Copy all the entries word for word, but omit the pictures.
* Start Record set *
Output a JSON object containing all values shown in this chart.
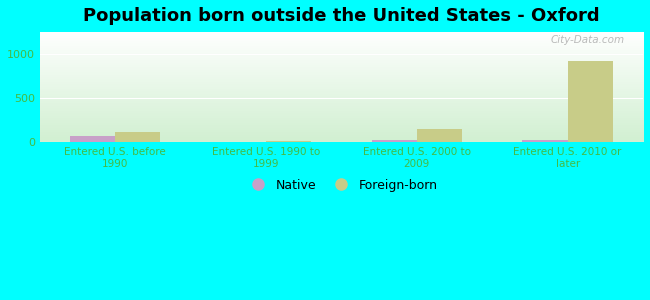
{
  "title": "Population born outside the United States - Oxford",
  "categories": [
    "Entered U.S. before\n1990",
    "Entered U.S. 1990 to\n1999",
    "Entered U.S. 2000 to\n2009",
    "Entered U.S. 2010 or\nlater"
  ],
  "native_values": [
    75,
    5,
    20,
    30
  ],
  "foreign_values": [
    120,
    18,
    145,
    920
  ],
  "native_color": "#c8a0c8",
  "foreign_color": "#c8cc88",
  "background_outer": "#00ffff",
  "title_fontsize": 13,
  "tick_label_color": "#44bb44",
  "ylim": [
    0,
    1250
  ],
  "yticks": [
    0,
    500,
    1000
  ],
  "bar_width": 0.3,
  "legend_native_label": "Native",
  "legend_foreign_label": "Foreign-born",
  "watermark": "City-Data.com"
}
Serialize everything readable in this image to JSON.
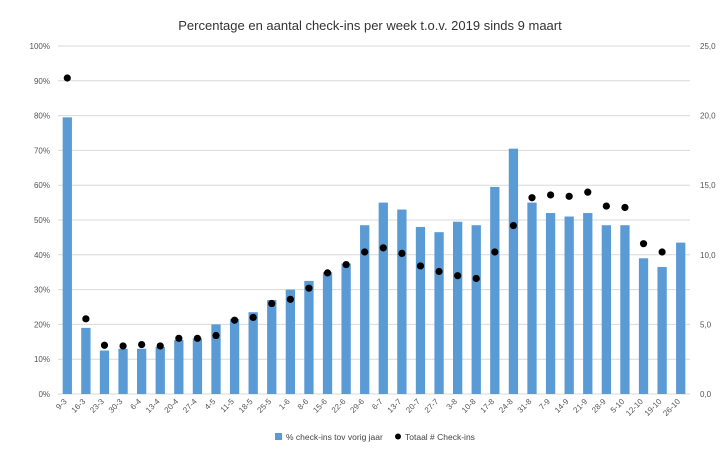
* End Record set *
**Exercise answer:**
Output a JSON object containing all values shown in this chart.
{
  "title": "Population born outside the United States - Oxford",
  "categories": [
    "Entered U.S. before\n1990",
    "Entered U.S. 1990 to\n1999",
    "Entered U.S. 2000 to\n2009",
    "Entered U.S. 2010 or\nlater"
  ],
  "native_values": [
    75,
    5,
    20,
    30
  ],
  "foreign_values": [
    120,
    18,
    145,
    920
  ],
  "native_color": "#c8a0c8",
  "foreign_color": "#c8cc88",
  "background_outer": "#00ffff",
  "title_fontsize": 13,
  "tick_label_color": "#44bb44",
  "ylim": [
    0,
    1250
  ],
  "yticks": [
    0,
    500,
    1000
  ],
  "bar_width": 0.3,
  "legend_native_label": "Native",
  "legend_foreign_label": "Foreign-born",
  "watermark": "City-Data.com"
}
Serialize everything readable in this image to JSON.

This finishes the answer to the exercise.